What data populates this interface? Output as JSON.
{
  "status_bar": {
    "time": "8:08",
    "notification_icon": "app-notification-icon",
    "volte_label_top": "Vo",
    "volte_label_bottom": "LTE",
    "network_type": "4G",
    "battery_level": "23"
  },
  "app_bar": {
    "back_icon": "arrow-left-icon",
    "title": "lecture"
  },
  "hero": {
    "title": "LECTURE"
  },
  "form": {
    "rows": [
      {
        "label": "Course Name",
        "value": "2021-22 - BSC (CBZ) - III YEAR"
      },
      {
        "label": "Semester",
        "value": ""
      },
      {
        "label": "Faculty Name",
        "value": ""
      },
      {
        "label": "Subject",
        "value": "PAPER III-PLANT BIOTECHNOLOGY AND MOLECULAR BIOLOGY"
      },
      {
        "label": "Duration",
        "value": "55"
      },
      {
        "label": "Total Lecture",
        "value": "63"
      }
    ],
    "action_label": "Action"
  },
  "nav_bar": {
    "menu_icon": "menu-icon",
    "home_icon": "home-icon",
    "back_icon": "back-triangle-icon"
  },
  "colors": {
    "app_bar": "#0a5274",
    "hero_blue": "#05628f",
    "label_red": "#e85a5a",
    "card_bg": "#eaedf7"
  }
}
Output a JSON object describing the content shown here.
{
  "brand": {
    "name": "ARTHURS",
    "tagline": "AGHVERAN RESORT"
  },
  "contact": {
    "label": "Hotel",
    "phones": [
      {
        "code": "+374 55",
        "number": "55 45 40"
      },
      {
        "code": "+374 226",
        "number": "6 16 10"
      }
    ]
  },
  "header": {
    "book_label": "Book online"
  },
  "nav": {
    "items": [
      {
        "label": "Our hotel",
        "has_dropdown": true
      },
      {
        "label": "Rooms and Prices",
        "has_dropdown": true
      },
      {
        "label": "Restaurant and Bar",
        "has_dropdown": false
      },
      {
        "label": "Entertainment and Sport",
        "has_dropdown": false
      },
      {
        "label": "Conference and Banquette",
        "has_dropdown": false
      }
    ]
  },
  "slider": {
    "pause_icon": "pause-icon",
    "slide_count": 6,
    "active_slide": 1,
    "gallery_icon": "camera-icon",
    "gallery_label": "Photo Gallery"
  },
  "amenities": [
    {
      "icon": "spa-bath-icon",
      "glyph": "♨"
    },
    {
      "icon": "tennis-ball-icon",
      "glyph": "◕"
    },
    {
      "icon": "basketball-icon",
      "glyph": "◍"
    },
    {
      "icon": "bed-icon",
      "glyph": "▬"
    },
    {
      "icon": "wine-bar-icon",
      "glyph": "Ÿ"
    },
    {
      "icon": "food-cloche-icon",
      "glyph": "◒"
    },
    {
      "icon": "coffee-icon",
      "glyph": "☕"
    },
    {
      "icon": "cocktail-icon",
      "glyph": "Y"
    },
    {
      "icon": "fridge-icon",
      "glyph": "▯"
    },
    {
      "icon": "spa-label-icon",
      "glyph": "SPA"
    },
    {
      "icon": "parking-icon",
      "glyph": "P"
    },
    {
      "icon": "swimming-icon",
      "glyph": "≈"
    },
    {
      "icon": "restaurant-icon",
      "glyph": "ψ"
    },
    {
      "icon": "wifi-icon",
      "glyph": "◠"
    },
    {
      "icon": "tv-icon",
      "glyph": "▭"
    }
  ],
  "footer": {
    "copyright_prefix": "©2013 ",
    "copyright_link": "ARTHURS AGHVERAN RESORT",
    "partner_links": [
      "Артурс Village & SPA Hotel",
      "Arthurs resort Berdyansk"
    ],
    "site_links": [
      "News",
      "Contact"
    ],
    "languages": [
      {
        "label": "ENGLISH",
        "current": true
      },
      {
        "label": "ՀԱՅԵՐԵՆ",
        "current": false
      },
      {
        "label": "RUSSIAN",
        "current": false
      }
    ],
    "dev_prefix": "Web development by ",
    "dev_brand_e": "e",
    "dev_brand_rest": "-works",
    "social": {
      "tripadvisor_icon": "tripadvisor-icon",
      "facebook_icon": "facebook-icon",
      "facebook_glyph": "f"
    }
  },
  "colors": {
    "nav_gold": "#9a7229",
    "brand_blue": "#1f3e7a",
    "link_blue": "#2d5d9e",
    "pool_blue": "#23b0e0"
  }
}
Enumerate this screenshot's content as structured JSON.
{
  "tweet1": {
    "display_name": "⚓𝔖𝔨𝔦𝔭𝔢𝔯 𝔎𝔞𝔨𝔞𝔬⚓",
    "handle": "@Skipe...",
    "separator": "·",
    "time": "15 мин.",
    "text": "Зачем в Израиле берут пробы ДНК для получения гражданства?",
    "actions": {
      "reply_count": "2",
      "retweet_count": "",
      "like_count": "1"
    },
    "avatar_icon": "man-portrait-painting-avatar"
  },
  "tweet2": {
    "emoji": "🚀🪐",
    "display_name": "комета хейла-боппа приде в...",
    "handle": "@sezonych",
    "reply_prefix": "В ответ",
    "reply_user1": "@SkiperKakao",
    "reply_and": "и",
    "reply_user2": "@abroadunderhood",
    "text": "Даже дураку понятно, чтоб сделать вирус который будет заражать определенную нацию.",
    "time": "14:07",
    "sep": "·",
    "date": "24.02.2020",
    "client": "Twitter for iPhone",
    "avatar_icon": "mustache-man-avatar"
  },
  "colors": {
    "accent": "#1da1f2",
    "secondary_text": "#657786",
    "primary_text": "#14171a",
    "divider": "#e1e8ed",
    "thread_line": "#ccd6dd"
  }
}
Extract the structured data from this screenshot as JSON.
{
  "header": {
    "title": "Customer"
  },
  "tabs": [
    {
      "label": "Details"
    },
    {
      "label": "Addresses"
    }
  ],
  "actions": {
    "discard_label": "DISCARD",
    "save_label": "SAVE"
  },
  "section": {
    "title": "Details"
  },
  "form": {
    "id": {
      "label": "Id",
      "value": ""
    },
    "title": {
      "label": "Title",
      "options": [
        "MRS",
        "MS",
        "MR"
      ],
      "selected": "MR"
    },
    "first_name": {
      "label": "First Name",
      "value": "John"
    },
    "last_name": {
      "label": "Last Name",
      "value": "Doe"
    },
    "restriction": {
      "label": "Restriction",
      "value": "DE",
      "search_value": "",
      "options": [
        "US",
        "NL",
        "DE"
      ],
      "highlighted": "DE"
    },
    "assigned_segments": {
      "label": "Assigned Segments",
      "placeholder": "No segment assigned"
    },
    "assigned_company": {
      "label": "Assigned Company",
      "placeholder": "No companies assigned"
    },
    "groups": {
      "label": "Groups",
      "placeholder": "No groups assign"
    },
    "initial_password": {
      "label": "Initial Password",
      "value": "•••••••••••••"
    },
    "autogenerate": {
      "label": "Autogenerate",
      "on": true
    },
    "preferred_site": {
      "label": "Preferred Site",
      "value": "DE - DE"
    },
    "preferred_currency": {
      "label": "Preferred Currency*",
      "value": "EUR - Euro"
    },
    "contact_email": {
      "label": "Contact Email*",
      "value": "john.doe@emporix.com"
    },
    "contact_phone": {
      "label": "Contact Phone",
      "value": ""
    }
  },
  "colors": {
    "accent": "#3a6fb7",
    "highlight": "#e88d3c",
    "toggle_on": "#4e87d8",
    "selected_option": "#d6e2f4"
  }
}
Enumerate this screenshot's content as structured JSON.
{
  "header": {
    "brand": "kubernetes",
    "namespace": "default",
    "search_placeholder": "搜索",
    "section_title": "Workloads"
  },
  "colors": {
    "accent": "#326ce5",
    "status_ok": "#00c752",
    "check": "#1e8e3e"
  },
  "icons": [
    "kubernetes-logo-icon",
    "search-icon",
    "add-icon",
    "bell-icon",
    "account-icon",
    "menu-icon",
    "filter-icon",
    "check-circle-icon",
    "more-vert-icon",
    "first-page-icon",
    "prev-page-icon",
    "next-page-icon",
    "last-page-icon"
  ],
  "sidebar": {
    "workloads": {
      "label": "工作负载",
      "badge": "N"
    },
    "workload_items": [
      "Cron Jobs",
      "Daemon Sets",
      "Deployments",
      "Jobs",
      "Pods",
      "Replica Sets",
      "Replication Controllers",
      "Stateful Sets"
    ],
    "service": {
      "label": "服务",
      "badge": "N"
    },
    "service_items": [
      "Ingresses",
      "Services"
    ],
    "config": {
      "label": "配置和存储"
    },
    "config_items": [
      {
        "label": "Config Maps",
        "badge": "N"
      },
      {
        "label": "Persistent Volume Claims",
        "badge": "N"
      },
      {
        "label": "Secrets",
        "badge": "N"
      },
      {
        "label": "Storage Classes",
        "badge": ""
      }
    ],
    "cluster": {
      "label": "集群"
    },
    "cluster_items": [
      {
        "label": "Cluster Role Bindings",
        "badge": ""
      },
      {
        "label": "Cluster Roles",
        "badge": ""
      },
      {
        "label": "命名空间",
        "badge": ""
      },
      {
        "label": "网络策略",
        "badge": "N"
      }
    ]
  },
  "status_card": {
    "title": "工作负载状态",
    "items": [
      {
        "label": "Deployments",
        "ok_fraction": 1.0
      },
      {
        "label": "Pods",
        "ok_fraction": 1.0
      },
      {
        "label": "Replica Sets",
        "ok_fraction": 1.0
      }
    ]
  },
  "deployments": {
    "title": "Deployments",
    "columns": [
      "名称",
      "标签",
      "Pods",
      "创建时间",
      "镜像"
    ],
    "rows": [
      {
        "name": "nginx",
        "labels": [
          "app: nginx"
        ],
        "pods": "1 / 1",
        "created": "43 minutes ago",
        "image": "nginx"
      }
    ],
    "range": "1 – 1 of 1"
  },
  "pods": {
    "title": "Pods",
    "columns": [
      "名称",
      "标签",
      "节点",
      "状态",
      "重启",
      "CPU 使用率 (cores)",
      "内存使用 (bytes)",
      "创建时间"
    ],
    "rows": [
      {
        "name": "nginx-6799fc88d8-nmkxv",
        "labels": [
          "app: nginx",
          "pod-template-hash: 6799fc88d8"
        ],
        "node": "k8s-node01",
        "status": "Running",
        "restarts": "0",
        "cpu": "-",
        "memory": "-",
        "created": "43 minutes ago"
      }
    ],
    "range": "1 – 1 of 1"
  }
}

**Aim of the task**: Gather each line of the listing containing the word "nginx" and show it.

**Exercise result**:
        "name": "nginx",
          "app: nginx"
        "image": "nginx"
        "name": "nginx-6799fc88d8-nmkxv",
          "app: nginx",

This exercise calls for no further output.